#### To do
Extract the full set of records that follows, word for word.

Data entries:
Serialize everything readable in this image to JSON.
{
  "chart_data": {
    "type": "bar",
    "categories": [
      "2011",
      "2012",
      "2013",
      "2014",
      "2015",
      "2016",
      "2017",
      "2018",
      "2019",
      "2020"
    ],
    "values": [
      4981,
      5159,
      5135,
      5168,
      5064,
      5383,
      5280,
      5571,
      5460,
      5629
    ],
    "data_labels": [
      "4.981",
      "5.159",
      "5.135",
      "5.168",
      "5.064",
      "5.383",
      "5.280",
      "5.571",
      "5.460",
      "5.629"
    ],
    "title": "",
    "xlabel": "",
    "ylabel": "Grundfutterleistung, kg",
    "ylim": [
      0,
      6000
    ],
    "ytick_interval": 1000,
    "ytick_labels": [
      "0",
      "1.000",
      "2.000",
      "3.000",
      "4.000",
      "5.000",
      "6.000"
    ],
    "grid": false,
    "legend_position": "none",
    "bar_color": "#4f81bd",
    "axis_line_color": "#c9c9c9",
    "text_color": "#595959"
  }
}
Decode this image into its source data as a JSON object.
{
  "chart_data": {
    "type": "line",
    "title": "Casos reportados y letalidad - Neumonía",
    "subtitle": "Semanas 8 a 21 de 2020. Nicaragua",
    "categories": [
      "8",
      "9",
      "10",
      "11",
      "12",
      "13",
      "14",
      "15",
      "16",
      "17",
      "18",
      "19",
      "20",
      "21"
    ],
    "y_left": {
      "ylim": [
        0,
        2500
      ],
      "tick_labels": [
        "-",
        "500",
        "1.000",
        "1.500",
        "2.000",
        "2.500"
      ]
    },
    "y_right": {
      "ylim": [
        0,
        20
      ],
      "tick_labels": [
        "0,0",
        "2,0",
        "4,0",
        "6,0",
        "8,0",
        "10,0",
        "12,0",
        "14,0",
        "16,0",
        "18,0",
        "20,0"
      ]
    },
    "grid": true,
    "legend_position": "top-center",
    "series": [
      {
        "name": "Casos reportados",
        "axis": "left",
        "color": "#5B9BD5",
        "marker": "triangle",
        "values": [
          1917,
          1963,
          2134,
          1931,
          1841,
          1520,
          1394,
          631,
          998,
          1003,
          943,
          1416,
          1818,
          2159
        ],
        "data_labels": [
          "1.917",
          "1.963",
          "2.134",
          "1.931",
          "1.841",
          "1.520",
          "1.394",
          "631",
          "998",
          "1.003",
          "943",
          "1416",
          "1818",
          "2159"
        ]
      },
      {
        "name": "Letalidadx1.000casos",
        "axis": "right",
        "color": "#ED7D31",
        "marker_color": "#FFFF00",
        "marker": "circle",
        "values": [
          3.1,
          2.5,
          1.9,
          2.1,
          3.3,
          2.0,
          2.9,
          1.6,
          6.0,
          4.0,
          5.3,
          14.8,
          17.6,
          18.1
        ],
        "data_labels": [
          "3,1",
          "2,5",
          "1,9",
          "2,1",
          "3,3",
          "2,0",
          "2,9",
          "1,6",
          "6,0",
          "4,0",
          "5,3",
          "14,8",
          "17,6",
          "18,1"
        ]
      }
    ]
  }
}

#### Expected answer
Serialize everything readable in this image to JSON.
{
  "chart_data": {
    "type": "bar",
    "categories": [
      "2011",
      "2012",
      "2013",
      "2014",
      "2015",
      "2016",
      "2017",
      "2018",
      "2019",
      "2020"
    ],
    "values": [
      4981,
      5159,
      5135,
      5168,
      5064,
      5383,
      5280,
      5571,
      5460,
      5629
    ],
    "data_labels": [
      "4.981",
      "5.159",
      "5.135",
      "5.168",
      "5.064",
      "5.383",
      "5.280",
      "5.571",
      "5.460",
      "5.629"
    ],
    "title": "",
    "xlabel": "",
    "ylabel": "Grundfutterleistung, kg",
    "ylim": [
      0,
      6000
    ],
    "ytick_interval": 1000,
    "ytick_labels": [
      "0",
      "1.000",
      "2.000",
      "3.000",
      "4.000",
      "5.000",
      "6.000"
    ],
    "grid": false,
    "legend_position": "none",
    "bar_color": "#4f81bd",
    "axis_line_color": "#c9c9c9",
    "text_color": "#595959"
  }
}
Decode this image into its source data as a JSON object.
{
  "chart_data": {
    "type": "line",
    "title": "Casos reportados y letalidad - Neumonía",
    "subtitle": "Semanas 8 a 21 de 2020. Nicaragua",
    "categories": [
      "8",
      "9",
      "10",
      "11",
      "12",
      "13",
      "14",
      "15",
      "16",
      "17",
      "18",
      "19",
      "20",
      "21"
    ],
    "y_left": {
      "ylim": [
        0,
        2500
      ],
      "tick_labels": [
        "-",
        "500",
        "1.000",
        "1.500",
        "2.000",
        "2.500"
      ]
    },
    "y_right": {
      "ylim": [
        0,
        20
      ],
      "tick_labels": [
        "0,0",
        "2,0",
        "4,0",
        "6,0",
        "8,0",
        "10,0",
        "12,0",
        "14,0",
        "16,0",
        "18,0",
        "20,0"
      ]
    },
    "grid": true,
    "legend_position": "top-center",
    "series": [
      {
        "name": "Casos reportados",
        "axis": "left",
        "color": "#5B9BD5",
        "marker": "triangle",
        "values": [
          1917,
          1963,
          2134,
          1931,
          1841,
          1520,
          1394,
          631,
          998,
          1003,
          943,
          1416,
          1818,
          2159
        ],
        "data_labels": [
          "1.917",
          "1.963",
          "2.134",
          "1.931",
          "1.841",
          "1.520",
          "1.394",
          "631",
          "998",
          "1.003",
          "943",
          "1416",
          "1818",
          "2159"
        ]
      },
      {
        "name": "Letalidadx1.000casos",
        "axis": "right",
        "color": "#ED7D31",
        "marker_color": "#FFFF00",
        "marker": "circle",
        "values": [
          3.1,
          2.5,
          1.9,
          2.1,
          3.3,
          2.0,
          2.9,
          1.6,
          6.0,
          4.0,
          5.3,
          14.8,
          17.6,
          18.1
        ],
        "data_labels": [
          "3,1",
          "2,5",
          "1,9",
          "2,1",
          "3,3",
          "2,0",
          "2,9",
          "1,6",
          "6,0",
          "4,0",
          "5,3",
          "14,8",
          "17,6",
          "18,1"
        ]
      }
    ]
  }
}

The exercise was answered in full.